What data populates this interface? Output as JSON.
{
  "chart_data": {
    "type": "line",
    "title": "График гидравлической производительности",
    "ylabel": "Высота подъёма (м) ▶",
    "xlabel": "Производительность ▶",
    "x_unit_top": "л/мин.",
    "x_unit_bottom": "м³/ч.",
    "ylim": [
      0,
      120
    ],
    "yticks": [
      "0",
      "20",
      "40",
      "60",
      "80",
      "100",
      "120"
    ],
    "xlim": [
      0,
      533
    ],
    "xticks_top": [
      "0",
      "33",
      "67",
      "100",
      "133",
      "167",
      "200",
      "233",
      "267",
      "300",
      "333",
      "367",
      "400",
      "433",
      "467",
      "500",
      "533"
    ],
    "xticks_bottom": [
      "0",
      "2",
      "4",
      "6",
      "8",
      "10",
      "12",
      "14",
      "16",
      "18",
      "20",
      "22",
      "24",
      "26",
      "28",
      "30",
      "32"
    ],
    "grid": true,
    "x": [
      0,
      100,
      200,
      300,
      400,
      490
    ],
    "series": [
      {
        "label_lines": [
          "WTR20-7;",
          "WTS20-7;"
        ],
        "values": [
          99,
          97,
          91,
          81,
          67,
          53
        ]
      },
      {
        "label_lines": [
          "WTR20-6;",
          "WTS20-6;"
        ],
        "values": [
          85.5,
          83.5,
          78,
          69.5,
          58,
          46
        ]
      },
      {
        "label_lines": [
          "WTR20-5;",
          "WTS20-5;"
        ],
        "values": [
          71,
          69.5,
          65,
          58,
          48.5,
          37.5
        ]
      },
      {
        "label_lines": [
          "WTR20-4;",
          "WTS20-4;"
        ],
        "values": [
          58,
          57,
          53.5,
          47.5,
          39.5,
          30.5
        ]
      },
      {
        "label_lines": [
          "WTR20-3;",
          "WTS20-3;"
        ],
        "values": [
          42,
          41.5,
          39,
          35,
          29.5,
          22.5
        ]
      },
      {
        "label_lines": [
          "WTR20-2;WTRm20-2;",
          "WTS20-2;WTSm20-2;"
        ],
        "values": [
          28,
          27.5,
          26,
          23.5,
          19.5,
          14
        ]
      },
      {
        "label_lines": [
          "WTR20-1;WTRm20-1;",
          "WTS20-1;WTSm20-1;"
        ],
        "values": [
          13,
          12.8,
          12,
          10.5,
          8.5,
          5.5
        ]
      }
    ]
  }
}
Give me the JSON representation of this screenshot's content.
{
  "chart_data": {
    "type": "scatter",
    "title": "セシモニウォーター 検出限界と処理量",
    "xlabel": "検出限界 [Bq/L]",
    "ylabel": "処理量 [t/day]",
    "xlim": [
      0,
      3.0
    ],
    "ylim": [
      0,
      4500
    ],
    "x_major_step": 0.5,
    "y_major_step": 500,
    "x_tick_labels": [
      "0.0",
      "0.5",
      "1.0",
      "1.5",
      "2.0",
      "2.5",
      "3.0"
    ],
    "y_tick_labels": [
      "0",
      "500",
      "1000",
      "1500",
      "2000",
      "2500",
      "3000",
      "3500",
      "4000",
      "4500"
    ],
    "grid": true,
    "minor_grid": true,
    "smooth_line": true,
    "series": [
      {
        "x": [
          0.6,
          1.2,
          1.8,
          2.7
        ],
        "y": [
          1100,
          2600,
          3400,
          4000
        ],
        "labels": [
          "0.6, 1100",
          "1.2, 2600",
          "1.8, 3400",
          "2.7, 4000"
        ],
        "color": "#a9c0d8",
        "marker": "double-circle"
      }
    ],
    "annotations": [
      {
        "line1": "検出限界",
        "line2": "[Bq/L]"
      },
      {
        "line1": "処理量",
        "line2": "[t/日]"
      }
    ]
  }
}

###

- [Your task]
Your task is to retype all the records above with nothing left out.

- [Result of the exercise]
What data populates this interface? Output as JSON.
{
  "chart_data": {
    "type": "line",
    "title": "График гидравлической производительности",
    "ylabel": "Высота подъёма (м) ▶",
    "xlabel": "Производительность ▶",
    "x_unit_top": "л/мин.",
    "x_unit_bottom": "м³/ч.",
    "ylim": [
      0,
      120
    ],
    "yticks": [
      "0",
      "20",
      "40",
      "60",
      "80",
      "100",
      "120"
    ],
    "xlim": [
      0,
      533
    ],
    "xticks_top": [
      "0",
      "33",
      "67",
      "100",
      "133",
      "167",
      "200",
      "233",
      "267",
      "300",
      "333",
      "367",
      "400",
      "433",
      "467",
      "500",
      "533"
    ],
    "xticks_bottom": [
      "0",
      "2",
      "4",
      "6",
      "8",
      "10",
      "12",
      "14",
      "16",
      "18",
      "20",
      "22",
      "24",
      "26",
      "28",
      "30",
      "32"
    ],
    "grid": true,
    "x": [
      0,
      100,
      200,
      300,
      400,
      490
    ],
    "series": [
      {
        "label_lines": [
          "WTR20-7;",
          "WTS20-7;"
        ],
        "values": [
          99,
          97,
          91,
          81,
          67,
          53
        ]
      },
      {
        "label_lines": [
          "WTR20-6;",
          "WTS20-6;"
        ],
        "values": [
          85.5,
          83.5,
          78,
          69.5,
          58,
          46
        ]
      },
      {
        "label_lines": [
          "WTR20-5;",
          "WTS20-5;"
        ],
        "values": [
          71,
          69.5,
          65,
          58,
          48.5,
          37.5
        ]
      },
      {
        "label_lines": [
          "WTR20-4;",
          "WTS20-4;"
        ],
        "values": [
          58,
          57,
          53.5,
          47.5,
          39.5,
          30.5
        ]
      },
      {
        "label_lines": [
          "WTR20-3;",
          "WTS20-3;"
        ],
        "values": [
          42,
          41.5,
          39,
          35,
          29.5,
          22.5
        ]
      },
      {
        "label_lines": [
          "WTR20-2;WTRm20-2;",
          "WTS20-2;WTSm20-2;"
        ],
        "values": [
          28,
          27.5,
          26,
          23.5,
          19.5,
          14
        ]
      },
      {
        "label_lines": [
          "WTR20-1;WTRm20-1;",
          "WTS20-1;WTSm20-1;"
        ],
        "values": [
          13,
          12.8,
          12,
          10.5,
          8.5,
          5.5
        ]
      }
    ]
  }
}
Give me the JSON representation of this screenshot's content.
{
  "chart_data": {
    "type": "scatter",
    "title": "セシモニウォーター 検出限界と処理量",
    "xlabel": "検出限界 [Bq/L]",
    "ylabel": "処理量 [t/day]",
    "xlim": [
      0,
      3.0
    ],
    "ylim": [
      0,
      4500
    ],
    "x_major_step": 0.5,
    "y_major_step": 500,
    "x_tick_labels": [
      "0.0",
      "0.5",
      "1.0",
      "1.5",
      "2.0",
      "2.5",
      "3.0"
    ],
    "y_tick_labels": [
      "0",
      "500",
      "1000",
      "1500",
      "2000",
      "2500",
      "3000",
      "3500",
      "4000",
      "4500"
    ],
    "grid": true,
    "minor_grid": true,
    "smooth_line": true,
    "series": [
      {
        "x": [
          0.6,
          1.2,
          1.8,
          2.7
        ],
        "y": [
          1100,
          2600,
          3400,
          4000
        ],
        "labels": [
          "0.6, 1100",
          "1.2, 2600",
          "1.8, 3400",
          "2.7, 4000"
        ],
        "color": "#a9c0d8",
        "marker": "double-circle"
      }
    ],
    "annotations": [
      {
        "line1": "検出限界",
        "line2": "[Bq/L]"
      },
      {
        "line1": "処理量",
        "line2": "[t/日]"
      }
    ]
  }
}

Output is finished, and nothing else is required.